TEXT SECTION:

In [18]:
#Import the necessary packages
import cv2
import numpy as np
import matplotlib.pyplot as plt
import imutils
from PIL import Image       #Python Imaging Library
import pytesseract
pytesseract.pytesseract.tesseract_cmd = r'C:\Program Files\Tesseract-OCR\tesseract'


In [19]:
#Load the image
Im = "C:/Users/Acer/Desktop/Passport/MRZ.jpeg"

In [28]:
def process_image(Im):
    #Initialize rectangular kernel and square kernel
    rectKernel = cv2.getStructuringElement(cv2.MORPH_RECT, (13, 5))
    sqKernel = cv2.getStructuringElement(cv2.MORPH_RECT, (21, 21))
    kernel = np.ones((5, 5), np.uint8)
    
    #After loading, convert it into a Gray scale and resize it
    img = cv2.imread(Im,cv2.IMREAD_GRAYSCALE)
    img = imutils.resize(img, height=390)
    
    # Smooth the image using 5*5 Gaussian, then apply the Blackhat
    gausBlur = cv2.GaussianBlur(img, (5,5),0) 
    
    # Morphological operator to find dark regions on a light background
    blackhat  = cv2.morphologyEx(gausBlur, cv2.MORPH_GRADIENT, kernel)   
    
    # Apply closing operation using the rectangular kernel to close 
    # gaps in between letters then apply Ostu's thresholding method
    rectclosing = cv2.morphologyEx(blackhat, cv2.MORPH_CLOSE, rectKernel)

SUPPLIED INFORMATION:

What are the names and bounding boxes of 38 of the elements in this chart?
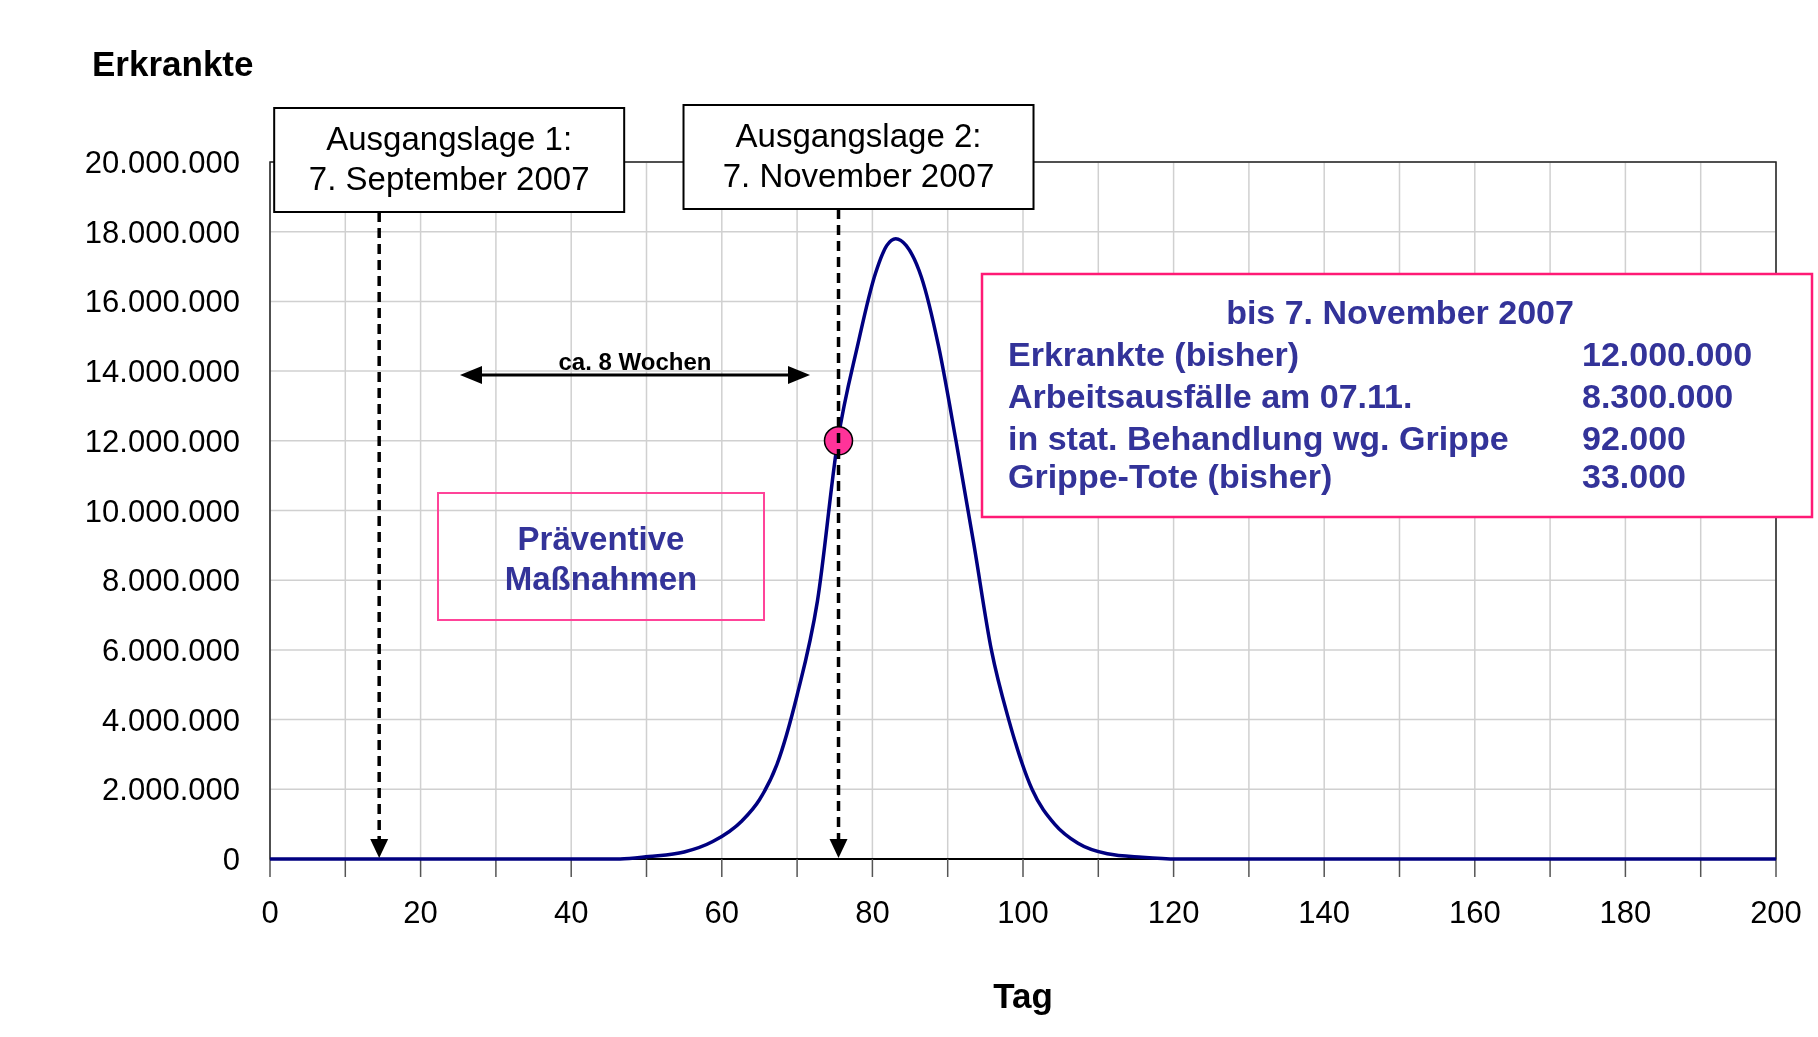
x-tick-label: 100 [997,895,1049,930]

EXERCISES TO COMPLETE:
(a) In the passport MRZ code, what height is the grayscale image resized to?
(b) Continue the passport MRZ code from its last line onward.

WRITTEN RESPONSES:
(a) It is resized to a height of 390.

(b)
    rectthresh = cv2.threshold(rectclosing, 0, 255, cv2.THRESH_BINARY | cv2.THRESH_OTSU)[1]   
    # Perform another cloing operation , this time using the square
    # kernel to close gaps between lines og MRZ, then perform a
    # series of erosions to break apart connected components
    sqclosing = cv2.morphologyEx(rectthresh, cv2.MORPH_CLOSE, sqKernel)                     
    sqthresh = cv2.threshold(sqclosing, 0, 255, cv2.THRESH_BINARY | cv2.THRESH_OTSU)[1]       
    img_erosion = cv2.erode(sqthresh,None, iterations=4) 
    
    # During thresholding, it's possible that border pixels were
    # included in thresholding, so let's see 5% of the left
    # and right borders to zero
    p = int(img.shape[1] * 0.05)
    img_erosion[:, 0:p] = 0
    img_erosion[:, img.shape[1] - p:] = 0
    img_erosion[img.shape[1] - p:, :] = 0
    img_erosion[0:p, :] = 0
    
    # Find Contours in the erosion image and sort them in the order
    cnts = cv2.findContours(img_erosion.copy(), cv2.RETR_EXTERNAL,
    cv2.CHAIN_APPROX_SIMPLE)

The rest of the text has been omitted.